Extracted records

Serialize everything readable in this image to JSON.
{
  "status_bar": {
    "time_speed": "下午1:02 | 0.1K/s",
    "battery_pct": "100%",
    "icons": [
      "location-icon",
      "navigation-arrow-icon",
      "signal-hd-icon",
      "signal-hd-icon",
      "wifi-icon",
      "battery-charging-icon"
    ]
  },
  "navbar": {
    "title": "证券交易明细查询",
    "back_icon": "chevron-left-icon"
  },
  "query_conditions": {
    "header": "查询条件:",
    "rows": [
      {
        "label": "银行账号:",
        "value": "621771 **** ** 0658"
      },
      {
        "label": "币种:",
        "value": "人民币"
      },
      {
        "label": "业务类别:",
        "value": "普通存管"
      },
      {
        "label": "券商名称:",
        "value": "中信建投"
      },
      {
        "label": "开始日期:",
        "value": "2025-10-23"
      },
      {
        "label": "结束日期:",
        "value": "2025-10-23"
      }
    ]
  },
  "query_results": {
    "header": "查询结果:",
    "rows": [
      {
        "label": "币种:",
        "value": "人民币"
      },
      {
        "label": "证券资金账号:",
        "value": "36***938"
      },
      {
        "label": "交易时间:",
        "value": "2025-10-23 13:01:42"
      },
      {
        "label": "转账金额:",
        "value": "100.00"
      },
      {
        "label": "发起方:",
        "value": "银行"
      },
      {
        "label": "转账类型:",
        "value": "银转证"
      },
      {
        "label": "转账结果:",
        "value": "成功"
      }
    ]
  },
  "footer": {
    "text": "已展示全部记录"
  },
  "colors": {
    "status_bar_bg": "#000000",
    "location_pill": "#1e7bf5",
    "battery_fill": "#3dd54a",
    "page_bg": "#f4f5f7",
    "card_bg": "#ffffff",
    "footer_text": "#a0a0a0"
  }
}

GIVEN REQUEST. Reproduce the listing in full. Keep it exactly as written.

SOLUTION TO THIS TASK.
Serialize everything readable in this image to JSON.
{
  "status_bar": {
    "time_speed": "下午1:02 | 0.1K/s",
    "battery_pct": "100%",
    "icons": [
      "location-icon",
      "navigation-arrow-icon",
      "signal-hd-icon",
      "signal-hd-icon",
      "wifi-icon",
      "battery-charging-icon"
    ]
  },
  "navbar": {
    "title": "证券交易明细查询",
    "back_icon": "chevron-left-icon"
  },
  "query_conditions": {
    "header": "查询条件:",
    "rows": [
      {
        "label": "银行账号:",
        "value": "621771 **** ** 0658"
      },
      {
        "label": "币种:",
        "value": "人民币"
      },
      {
        "label": "业务类别:",
        "value": "普通存管"
      },
      {
        "label": "券商名称:",
        "value": "中信建投"
      },
      {
        "label": "开始日期:",
        "value": "2025-10-23"
      },
      {
        "label": "结束日期:",
        "value": "2025-10-23"
      }
    ]
  },
  "query_results": {
    "header": "查询结果:",
    "rows": [
      {
        "label": "币种:",
        "value": "人民币"
      },
      {
        "label": "证券资金账号:",
        "value": "36***938"
      },
      {
        "label": "交易时间:",
        "value": "2025-10-23 13:01:42"
      },
      {
        "label": "转账金额:",
        "value": "100.00"
      },
      {
        "label": "发起方:",
        "value": "银行"
      },
      {
        "label": "转账类型:",
        "value": "银转证"
      },
      {
        "label": "转账结果:",
        "value": "成功"
      }
    ]
  },
  "footer": {
    "text": "已展示全部记录"
  },
  "colors": {
    "status_bar_bg": "#000000",
    "location_pill": "#1e7bf5",
    "battery_fill": "#3dd54a",
    "page_bg": "#f4f5f7",
    "card_bg": "#ffffff",
    "footer_text": "#a0a0a0"
  }
}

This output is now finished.